= TASK BRIEF =
Omit all pictures. Copy the rest of the material exactly.

= DATA FOR THE TASK =
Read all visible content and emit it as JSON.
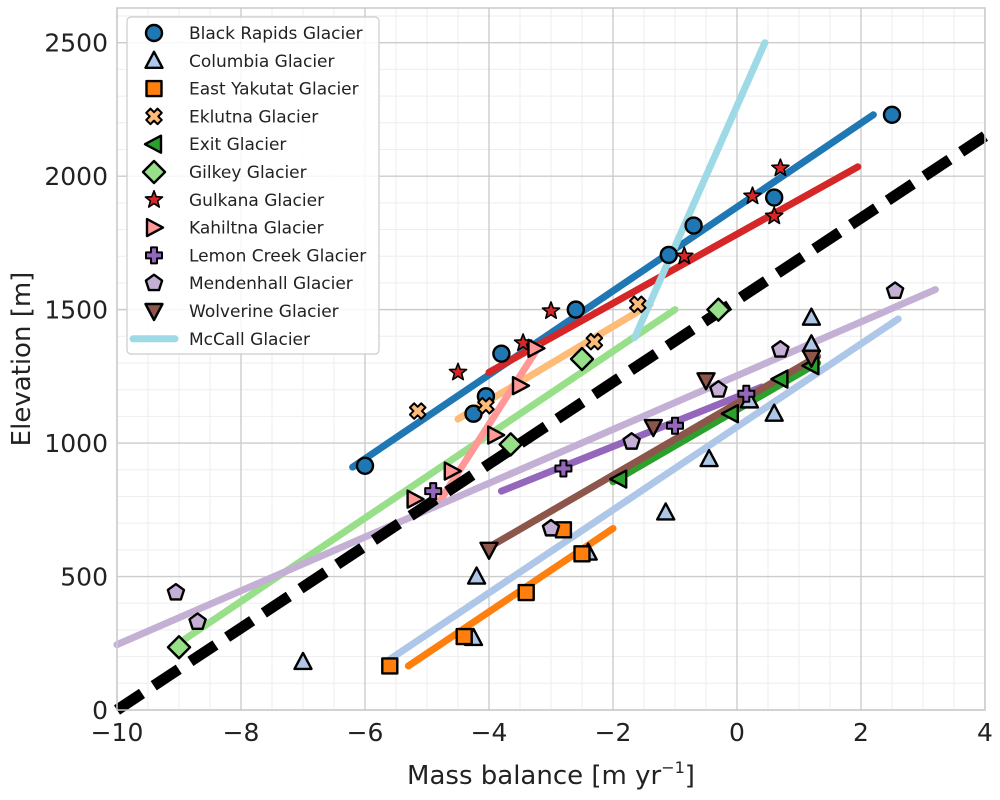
{
  "chart_data": {
    "type": "scatter",
    "xlabel": "Mass balance [m yr",
    "xlabel_sup": "−1",
    "xlabel_end": "]",
    "ylabel": "Elevation [m]",
    "xlim": [
      -10,
      4
    ],
    "ylim": [
      0,
      2630
    ],
    "xticks": [
      -10,
      -8,
      -6,
      -4,
      -2,
      0,
      2,
      4
    ],
    "xtick_labels": [
      "−10",
      "−8",
      "−6",
      "−4",
      "−2",
      "0",
      "2",
      "4"
    ],
    "yticks": [
      0,
      500,
      1000,
      1500,
      2000,
      2500
    ],
    "ytick_labels": [
      "0",
      "500",
      "1000",
      "1500",
      "2000",
      "2500"
    ],
    "grid": true,
    "legend_position": "top-left",
    "reference_line": {
      "x": [
        -10,
        4
      ],
      "y": [
        0,
        2150
      ],
      "color": "#000000",
      "style": "dashed"
    },
    "series": [
      {
        "name": "Black Rapids Glacier",
        "marker": "circle",
        "color": "#1f77b4",
        "points": [
          [
            -6.0,
            915
          ],
          [
            -4.25,
            1110
          ],
          [
            -4.05,
            1175
          ],
          [
            -3.8,
            1335
          ],
          [
            -2.6,
            1500
          ],
          [
            -1.1,
            1705
          ],
          [
            -0.7,
            1815
          ],
          [
            0.6,
            1920
          ],
          [
            2.5,
            2230
          ]
        ],
        "fit": [
          [
            -6.2,
            910
          ],
          [
            2.2,
            2230
          ]
        ]
      },
      {
        "name": "Columbia Glacier",
        "marker": "triangle-up",
        "color": "#aec7e8",
        "points": [
          [
            -7.0,
            180
          ],
          [
            -4.25,
            270
          ],
          [
            -4.2,
            500
          ],
          [
            -2.4,
            590
          ],
          [
            -1.15,
            740
          ],
          [
            -0.45,
            940
          ],
          [
            0.2,
            1160
          ],
          [
            0.6,
            1110
          ],
          [
            1.2,
            1370
          ],
          [
            1.2,
            1470
          ]
        ],
        "fit": [
          [
            -5.6,
            190
          ],
          [
            2.6,
            1465
          ]
        ]
      },
      {
        "name": "East Yakutat Glacier",
        "marker": "square",
        "color": "#ff7f0e",
        "points": [
          [
            -5.6,
            165
          ],
          [
            -4.4,
            275
          ],
          [
            -3.4,
            440
          ],
          [
            -2.5,
            585
          ],
          [
            -2.8,
            675
          ]
        ],
        "fit": [
          [
            -5.3,
            165
          ],
          [
            -2.0,
            680
          ]
        ]
      },
      {
        "name": "Eklutna Glacier",
        "marker": "x-bold",
        "color": "#ffbb78",
        "points": [
          [
            -5.15,
            1120
          ],
          [
            -4.05,
            1140
          ],
          [
            -2.3,
            1380
          ],
          [
            -1.6,
            1520
          ]
        ],
        "fit": [
          [
            -4.5,
            1090
          ],
          [
            -1.4,
            1520
          ]
        ]
      },
      {
        "name": "Exit Glacier",
        "marker": "triangle-left",
        "color": "#2ca02c",
        "points": [
          [
            -1.9,
            865
          ],
          [
            -0.1,
            1110
          ],
          [
            0.7,
            1240
          ],
          [
            1.2,
            1290
          ]
        ],
        "fit": [
          [
            -2.0,
            855
          ],
          [
            1.3,
            1300
          ]
        ]
      },
      {
        "name": "Gilkey Glacier",
        "marker": "diamond",
        "color": "#98df8a",
        "points": [
          [
            -9.0,
            235
          ],
          [
            -3.65,
            995
          ],
          [
            -2.5,
            1315
          ],
          [
            -0.3,
            1500
          ]
        ],
        "fit": [
          [
            -9.1,
            235
          ],
          [
            -1.0,
            1500
          ]
        ]
      },
      {
        "name": "Gulkana Glacier",
        "marker": "star",
        "color": "#d62728",
        "points": [
          [
            -4.5,
            1265
          ],
          [
            -3.45,
            1375
          ],
          [
            -3.0,
            1495
          ],
          [
            -0.85,
            1700
          ],
          [
            0.25,
            1925
          ],
          [
            0.6,
            1850
          ],
          [
            0.7,
            2030
          ]
        ],
        "fit": [
          [
            -4.0,
            1265
          ],
          [
            1.95,
            2035
          ]
        ]
      },
      {
        "name": "Kahiltna Glacier",
        "marker": "triangle-right",
        "color": "#ff9896",
        "points": [
          [
            -5.2,
            790
          ],
          [
            -4.6,
            895
          ],
          [
            -3.9,
            1030
          ],
          [
            -3.5,
            1215
          ],
          [
            -3.25,
            1355
          ]
        ],
        "fit": [
          [
            -4.8,
            780
          ],
          [
            -3.2,
            1360
          ]
        ]
      },
      {
        "name": "Lemon Creek Glacier",
        "marker": "plus",
        "color": "#9467bd",
        "points": [
          [
            -4.9,
            820
          ],
          [
            -2.8,
            905
          ],
          [
            -1.0,
            1065
          ],
          [
            0.15,
            1185
          ]
        ],
        "fit": [
          [
            -3.8,
            820
          ],
          [
            0.4,
            1210
          ]
        ]
      },
      {
        "name": "Mendenhall Glacier",
        "marker": "pentagon",
        "color": "#c5b0d5",
        "points": [
          [
            -9.05,
            440
          ],
          [
            -8.7,
            330
          ],
          [
            -3.0,
            680
          ],
          [
            -1.7,
            1005
          ],
          [
            -0.3,
            1200
          ],
          [
            0.7,
            1350
          ],
          [
            2.55,
            1570
          ]
        ],
        "fit": [
          [
            -10,
            245
          ],
          [
            3.2,
            1575
          ]
        ]
      },
      {
        "name": "Wolverine Glacier",
        "marker": "triangle-down",
        "color": "#8c564b",
        "points": [
          [
            -4.0,
            600
          ],
          [
            -1.35,
            1060
          ],
          [
            -0.5,
            1235
          ],
          [
            1.2,
            1320
          ]
        ],
        "fit": [
          [
            -4.0,
            610
          ],
          [
            1.3,
            1325
          ]
        ]
      },
      {
        "name": "McCall Glacier",
        "marker": "line",
        "color": "#9edae5",
        "points": [],
        "fit": [
          [
            -1.65,
            1395
          ],
          [
            0.45,
            2500
          ]
        ]
      }
    ]
  }
}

= TASK OUTPUT =
Read all visible content and emit it as JSON.
{
  "chart_data": {
    "type": "scatter",
    "xlabel": "Mass balance [m yr",
    "xlabel_sup": "−1",
    "xlabel_end": "]",
    "ylabel": "Elevation [m]",
    "xlim": [
      -10,
      4
    ],
    "ylim": [
      0,
      2630
    ],
    "xticks": [
      -10,
      -8,
      -6,
      -4,
      -2,
      0,
      2,
      4
    ],
    "xtick_labels": [
      "−10",
      "−8",
      "−6",
      "−4",
      "−2",
      "0",
      "2",
      "4"
    ],
    "yticks": [
      0,
      500,
      1000,
      1500,
      2000,
      2500
    ],
    "ytick_labels": [
      "0",
      "500",
      "1000",
      "1500",
      "2000",
      "2500"
    ],
    "grid": true,
    "legend_position": "top-left",
    "reference_line": {
      "x": [
        -10,
        4
      ],
      "y": [
        0,
        2150
      ],
      "color": "#000000",
      "style": "dashed"
    },
    "series": [
      {
        "name": "Black Rapids Glacier",
        "marker": "circle",
        "color": "#1f77b4",
        "points": [
          [
            -6.0,
            915
          ],
          [
            -4.25,
            1110
          ],
          [
            -4.05,
            1175
          ],
          [
            -3.8,
            1335
          ],
          [
            -2.6,
            1500
          ],
          [
            -1.1,
            1705
          ],
          [
            -0.7,
            1815
          ],
          [
            0.6,
            1920
          ],
          [
            2.5,
            2230
          ]
        ],
        "fit": [
          [
            -6.2,
            910
          ],
          [
            2.2,
            2230
          ]
        ]
      },
      {
        "name": "Columbia Glacier",
        "marker": "triangle-up",
        "color": "#aec7e8",
        "points": [
          [
            -7.0,
            180
          ],
          [
            -4.25,
            270
          ],
          [
            -4.2,
            500
          ],
          [
            -2.4,
            590
          ],
          [
            -1.15,
            740
          ],
          [
            -0.45,
            940
          ],
          [
            0.2,
            1160
          ],
          [
            0.6,
            1110
          ],
          [
            1.2,
            1370
          ],
          [
            1.2,
            1470
          ]
        ],
        "fit": [
          [
            -5.6,
            190
          ],
          [
            2.6,
            1465
          ]
        ]
      },
      {
        "name": "East Yakutat Glacier",
        "marker": "square",
        "color": "#ff7f0e",
        "points": [
          [
            -5.6,
            165
          ],
          [
            -4.4,
            275
          ],
          [
            -3.4,
            440
          ],
          [
            -2.5,
            585
          ],
          [
            -2.8,
            675
          ]
        ],
        "fit": [
          [
            -5.3,
            165
          ],
          [
            -2.0,
            680
          ]
        ]
      },
      {
        "name": "Eklutna Glacier",
        "marker": "x-bold",
        "color": "#ffbb78",
        "points": [
          [
            -5.15,
            1120
          ],
          [
            -4.05,
            1140
          ],
          [
            -2.3,
            1380
          ],
          [
            -1.6,
            1520
          ]
        ],
        "fit": [
          [
            -4.5,
            1090
          ],
          [
            -1.4,
            1520
          ]
        ]
      },
      {
        "name": "Exit Glacier",
        "marker": "triangle-left",
        "color": "#2ca02c",
        "points": [
          [
            -1.9,
            865
          ],
          [
            -0.1,
            1110
          ],
          [
            0.7,
            1240
          ],
          [
            1.2,
            1290
          ]
        ],
        "fit": [
          [
            -2.0,
            855
          ],
          [
            1.3,
            1300
          ]
        ]
      },
      {
        "name": "Gilkey Glacier",
        "marker": "diamond",
        "color": "#98df8a",
        "points": [
          [
            -9.0,
            235
          ],
          [
            -3.65,
            995
          ],
          [
            -2.5,
            1315
          ],
          [
            -0.3,
            1500
          ]
        ],
        "fit": [
          [
            -9.1,
            235
          ],
          [
            -1.0,
            1500
          ]
        ]
      },
      {
        "name": "Gulkana Glacier",
        "marker": "star",
        "color": "#d62728",
        "points": [
          [
            -4.5,
            1265
          ],
          [
            -3.45,
            1375
          ],
          [
            -3.0,
            1495
          ],
          [
            -0.85,
            1700
          ],
          [
            0.25,
            1925
          ],
          [
            0.6,
            1850
          ],
          [
            0.7,
            2030
          ]
        ],
        "fit": [
          [
            -4.0,
            1265
          ],
          [
            1.95,
            2035
          ]
        ]
      },
      {
        "name": "Kahiltna Glacier",
        "marker": "triangle-right",
        "color": "#ff9896",
        "points": [
          [
            -5.2,
            790
          ],
          [
            -4.6,
            895
          ],
          [
            -3.9,
            1030
          ],
          [
            -3.5,
            1215
          ],
          [
            -3.25,
            1355
          ]
        ],
        "fit": [
          [
            -4.8,
            780
          ],
          [
            -3.2,
            1360
          ]
        ]
      },
      {
        "name": "Lemon Creek Glacier",
        "marker": "plus",
        "color": "#9467bd",
        "points": [
          [
            -4.9,
            820
          ],
          [
            -2.8,
            905
          ],
          [
            -1.0,
            1065
          ],
          [
            0.15,
            1185
          ]
        ],
        "fit": [
          [
            -3.8,
            820
          ],
          [
            0.4,
            1210
          ]
        ]
      },
      {
        "name": "Mendenhall Glacier",
        "marker": "pentagon",
        "color": "#c5b0d5",
        "points": [
          [
            -9.05,
            440
          ],
          [
            -8.7,
            330
          ],
          [
            -3.0,
            680
          ],
          [
            -1.7,
            1005
          ],
          [
            -0.3,
            1200
          ],
          [
            0.7,
            1350
          ],
          [
            2.55,
            1570
          ]
        ],
        "fit": [
          [
            -10,
            245
          ],
          [
            3.2,
            1575
          ]
        ]
      },
      {
        "name": "Wolverine Glacier",
        "marker": "triangle-down",
        "color": "#8c564b",
        "points": [
          [
            -4.0,
            600
          ],
          [
            -1.35,
            1060
          ],
          [
            -0.5,
            1235
          ],
          [
            1.2,
            1320
          ]
        ],
        "fit": [
          [
            -4.0,
            610
          ],
          [
            1.3,
            1325
          ]
        ]
      },
      {
        "name": "McCall Glacier",
        "marker": "line",
        "color": "#9edae5",
        "points": [],
        "fit": [
          [
            -1.65,
            1395
          ],
          [
            0.45,
            2500
          ]
        ]
      }
    ]
  }
}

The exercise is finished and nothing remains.